= What you need to do =
Write out every line below that includes the word "فعالیت".

= Collected data entries =
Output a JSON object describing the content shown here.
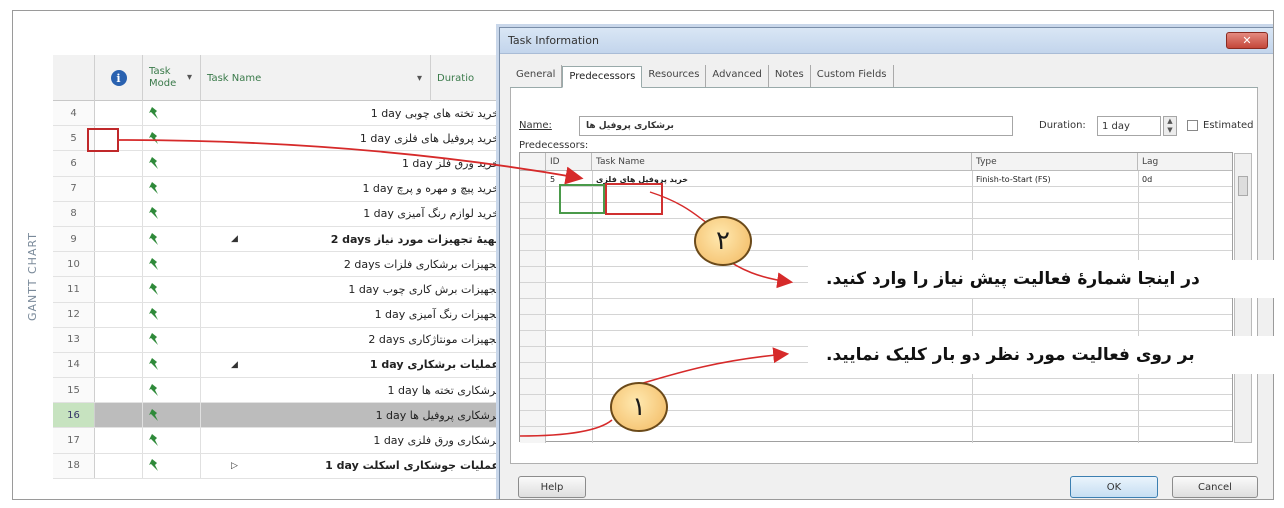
{
  "grid": {
    "side_label": "GANTT CHART",
    "header": {
      "info_symbol": "i",
      "task_mode": "Task Mode",
      "task_name": "Task Name",
      "duration": "Duratio",
      "dropdown_glyph": "▾"
    },
    "rows": [
      {
        "num": "4",
        "name": "1 day خرید تخته های چوبی",
        "bold": false,
        "marker": "",
        "selected": false
      },
      {
        "num": "5",
        "name": "1 day خرید پروفیل های فلزی",
        "bold": false,
        "marker": "",
        "selected": false
      },
      {
        "num": "6",
        "name": "1 day خرید ورق فلز",
        "bold": false,
        "marker": "",
        "selected": false
      },
      {
        "num": "7",
        "name": "1 day خرید پیچ و مهره و پرچ",
        "bold": false,
        "marker": "",
        "selected": false
      },
      {
        "num": "8",
        "name": "1 day خرید لوازم رنگ آمیزی",
        "bold": false,
        "marker": "",
        "selected": false
      },
      {
        "num": "9",
        "name": "2 days تهیهٔ تجهیزات مورد نیاز",
        "bold": true,
        "marker": "◢",
        "selected": false
      },
      {
        "num": "10",
        "name": "2 days تجهیزات برشکاری فلزات",
        "bold": false,
        "marker": "",
        "selected": false
      },
      {
        "num": "11",
        "name": "1 day تجهیزات برش کاری چوب",
        "bold": false,
        "marker": "",
        "selected": false
      },
      {
        "num": "12",
        "name": "1 day تجهیزات رنگ آمیزی",
        "bold": false,
        "marker": "",
        "selected": false
      },
      {
        "num": "13",
        "name": "2 days تجهیزات مونتاژکاری",
        "bold": false,
        "marker": "",
        "selected": false
      },
      {
        "num": "14",
        "name": "1 day عملیات برشکاری",
        "bold": true,
        "marker": "◢",
        "selected": false
      },
      {
        "num": "15",
        "name": "1 day برشکاری تخته ها",
        "bold": false,
        "marker": "",
        "selected": false
      },
      {
        "num": "16",
        "name": "1 day برشکاری پروفیل ها",
        "bold": false,
        "marker": "",
        "selected": true
      },
      {
        "num": "17",
        "name": "1 day برشکاری ورق فلزی",
        "bold": false,
        "marker": "",
        "selected": false
      },
      {
        "num": "18",
        "name": "1 day عملیات جوشکاری اسکلت",
        "bold": true,
        "marker": "▷",
        "selected": false
      }
    ]
  },
  "dialog": {
    "title": "Task Information",
    "close_glyph": "✕",
    "tabs": [
      "General",
      "Predecessors",
      "Resources",
      "Advanced",
      "Notes",
      "Custom Fields"
    ],
    "active_tab": "Predecessors",
    "name_label": "Name:",
    "name_value": "برشکاری پروفیل ها",
    "duration_label": "Duration:",
    "duration_value": "1 day",
    "estimated_label": "Estimated",
    "predecessors_label": "Predecessors:",
    "columns": {
      "id": "ID",
      "task_name": "Task Name",
      "type": "Type",
      "lag": "Lag"
    },
    "pred_row": {
      "id": "5",
      "task_name": "خرید پروفیل های فلزی",
      "type": "Finish-to-Start (FS)",
      "lag": "0d"
    },
    "help_button": "Help",
    "ok_button": "OK",
    "cancel_button": "Cancel"
  },
  "annotations": {
    "step2_text": "در اینجا شمارهٔ فعالیت پیش نیاز را وارد کنید.",
    "step1_text": "بر روی فعالیت مورد نظر دو بار کلیک نمایید.",
    "badge2": "۲",
    "badge1": "۱",
    "arrow_color": "#d62a2a"
  }
}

= Task result =
    "step2_text": "در اینجا شمارهٔ فعالیت پیش نیاز را وارد کنید.",
    "step1_text": "بر روی فعالیت مورد نظر دو بار کلیک نمایید.",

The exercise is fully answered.